→ **TASK INSTRUCTIONS**
Return each line of the records below that contains the string "室内给水系统". Case matters.

START GIVEN INFORMATION

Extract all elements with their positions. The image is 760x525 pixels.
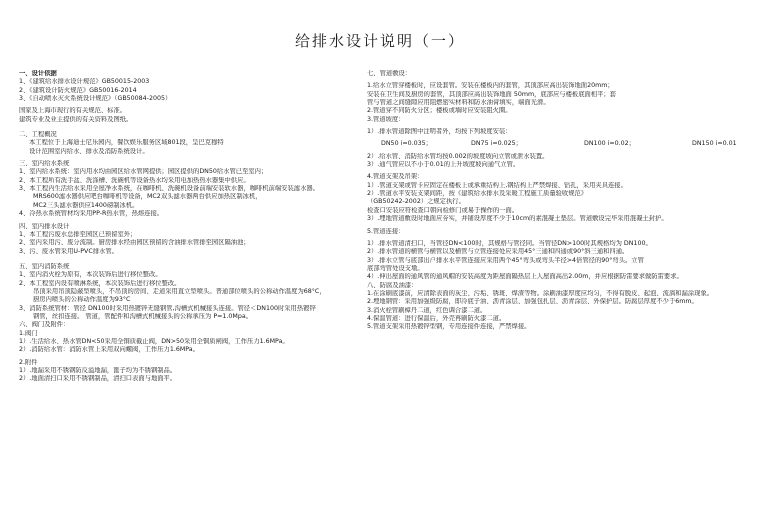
text-line: 2）.地面清扫口采用不锈钢制品，清扫口表面与地面平。: [19, 375, 177, 383]
text-line: 4.保温管道：进行保温后，外壳再刷防火漆二道。: [367, 314, 506, 322]
text-line: 本工程位于上海迪士尼乐园内，餐饮娱乐服务区域801段，呈巴克穆特: [29, 139, 224, 147]
text-line: 1、本工程污废水总排至园区已预留室外；: [19, 230, 137, 238]
text-line: 3.管道坡度：: [367, 115, 405, 123]
text-line: 2.埋地钢管：采用加强级防腐，即冷底子油、沥青涂层、加强包扎层、沥青涂层、外保护层。防腐层厚度不少于6mm。: [367, 298, 698, 306]
text-line: 三、室内给水系统: [19, 160, 70, 168]
text-line: 2）.排水管道的横管与横管以及横管与立管连接处应采用45°三通和四通或90°斜三通和四通。: [367, 248, 629, 256]
text-line: 4.管道支架及吊架：: [367, 173, 424, 181]
page-title: 给排水设计说明（一）: [294, 32, 465, 50]
text-line: 2）.管道水平安装支架间距，按《建筑给水排水及采暖工程施工质量验收规范》: [367, 190, 588, 198]
slope-dn100: DN100 i=0.02；: [584, 140, 635, 148]
left-column: [19, 70, 364, 384]
text-line: 3、污、废水管采用U-PVC排水管。: [19, 247, 118, 255]
text-line: 1）.管道支架或管卡应固定在楼板上或承重结构上,钢结构上严禁焊接、钻孔，采用夹具连接。: [367, 181, 627, 189]
text-line: 2.附件: [19, 358, 38, 366]
text-line: 二、工程概况: [19, 131, 57, 139]
text-line: 3）.排水立管与底部出户排水水平管连接应采用两个45°弯头或弯头半径>4倍管径的90°弯头。立管: [367, 256, 644, 264]
text-line: （GB50242-2002）之规定执行。: [367, 198, 465, 206]
text-line: 4）.伸出屋面的通风管的通风帽的安装高度为距屋面隔热层上人屋面高出2.00m，并应根据防雷要求做防雷要求。: [367, 273, 683, 281]
text-line: 2、室内采用污、废分流制。厨房排水经由园区预留的含油排水管排至园区隔油池；: [19, 239, 250, 247]
text-line: MRS600滤水器供应吧台咖啡机等设备，MC2双头滤水器两台供应加热区制冰机，: [33, 193, 262, 201]
right-section-b: [367, 153, 757, 332]
text-line: 安装在卫生间及厨房的套管，其顶部应高出装饰地面 50mm，底部应与楼板底面相平；套: [367, 90, 616, 98]
text-line: 4、冷热水系统管材均采用PP-R热水管，热熔连接。: [19, 210, 164, 218]
text-line: 2）.给水管、消防给水管均按0.002的坡度坡向立管或泄水装置。: [367, 152, 549, 160]
right-section-a: [367, 70, 757, 140]
slope-dn75: DN75 i=0.025；: [471, 140, 522, 148]
text-line: 吊顶采用吊顶隐蔽型喷头，不吊顶的房间、走道采用直立型喷头。普通部位喷头的公称动作温度为68°C，: [33, 287, 326, 295]
slope-dn150: DN150 i=0.01: [692, 140, 737, 148]
text-line: 六、阀门及附件：: [19, 321, 70, 329]
text-line: 厨房内喷头的公称动作温度为93°C: [33, 296, 131, 304]
text-line: 设计范围室内给水、排水及消防系统设计。: [29, 147, 149, 155]
slope-table: [367, 140, 757, 148]
text-line: 2.管道穿不同防火分区；楼板或墙时应安装阻火圈。: [367, 107, 512, 115]
text-line: 四、室内排水设计: [19, 222, 70, 230]
text-line: 1、室内消火栓为原有，本次装饰后进行移位整改。: [19, 271, 162, 279]
text-line: 5.管道支架采用热镀锌型钢，专用连接件连接，严禁焊接。: [367, 323, 531, 331]
text-line: 五、室内消防系统: [19, 262, 70, 270]
text-line: 1.给水立管穿楼板时，应设套管。安装在楼板内的套管，其顶部应高出装饰地面20mm；: [367, 82, 614, 90]
text-line: 3、消防系统管材：管径 DN100时采用热镀锌无缝钢管,沟槽式机械接头连接。管径＜DN100时采用热镀锌: [19, 304, 316, 312]
text-line: 1、《建筑给水排水设计规范》GB50015-2003: [19, 78, 150, 86]
text-line: 2、本工程室内设有喷淋系统，本次装饰后进行移位整改。: [19, 279, 181, 287]
text-line: 钢管，丝扣连接。 管道，管配件和沟槽式机械接头的公称承压为 P=1.0Mpa。: [33, 312, 252, 320]
text-line: 八、防腐及油漆：: [367, 281, 418, 289]
text-line: 管与管道之间缝隙应用阻燃密实材料和防水油膏填实，端面光滑。: [367, 99, 550, 107]
text-line: 1、室内给水系统：室内用水均由园区给水管网提供；园区提供的DN50给水管已至室内；: [19, 168, 268, 176]
text-line: 2、本工程所有洗手盆、洗涤槽、洗碗机等设备热水均采用电加热热水器集中供应。: [19, 176, 250, 184]
text-line: MC2三头滤水器供应1400磅制冰机。: [33, 201, 139, 209]
text-line: 3）.通气管应以不小于0.01的上升坡度坡向通气立管。: [367, 161, 520, 169]
text-line: 2、《建筑设计防火规范》GB50016-2014: [19, 86, 137, 94]
text-line: 3、《自动喷水灭火系统设计规范》（GB50084-2005）: [19, 95, 172, 103]
text-line: 3、本工程内生活给水采用全屋净水系统，在咖啡机、洗碗机设备前端安装软水器，咖啡机前端安装滤水器。: [19, 185, 319, 193]
text-line: 底部弯管处设支墩。: [367, 264, 424, 272]
text-line: 1）.地漏采用不锈钢防反溢地漏，篦子均为不锈钢制品。: [19, 367, 177, 374]
text-line: 检查口安装应符检查口朝向检修门或易于操作的一面。: [367, 206, 519, 214]
text-line: 1.阀门: [19, 329, 38, 337]
text-line: 1）.排水管道清扫口，当管径DN<100时，其规格与管径同。当管径DN>100时其规格均为 DN100。: [367, 239, 652, 247]
text-line: 3）.埋地管道敷设时地面应夯实，并铺设厚度不少于10cm的素混凝土垫层。管道敷设完毕采用混凝土封护。: [367, 215, 668, 223]
text-line: 3.消火栓管刷樟丹二道，红色调合漆二道。: [367, 306, 487, 314]
text-line: 一、设计依据: [19, 70, 57, 77]
text-line: 七、管道敷设：: [367, 70, 412, 77]
text-line: 1）.排水管道除图中注明者外，均按下列坡度安装：: [367, 128, 512, 136]
text-line: 建筑专业及业主提供的有关资料及图纸。: [19, 115, 133, 123]
text-line: 5.管道连接：: [367, 227, 405, 235]
right-column: [367, 70, 757, 332]
text-line: 1.在涂刷底漆前，应清除表面的灰尘、污垢、锈斑、焊渣等物。涂刷油漆厚度应均匀，不得有脱皮、起泡、流淌和漏涂现象。: [367, 289, 714, 297]
slope-dn50: DN50 i=0.035；: [381, 140, 432, 148]
text-line: 1）.生活给水、热水管DN<50采用全铜质截止阀，DN>50采用全铜质闸阀，工作压力1.6MPa。: [19, 337, 289, 345]
text-line: 2）.消防给水管：消防水管上采用双向螺阀，工作压力1.6MPa。: [19, 346, 199, 354]
text-line: 国家及上海市现行的有关规范、标准。: [19, 107, 127, 115]
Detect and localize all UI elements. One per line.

END GIVEN INFORMATION

→ **REPLY**
text-line: 三、室内给水系统: [19, 160, 70, 168]
text-line: 1、室内给水系统：室内用水均由园区给水管网提供；园区提供的DN50给水管已至室内；: [19, 168, 268, 176]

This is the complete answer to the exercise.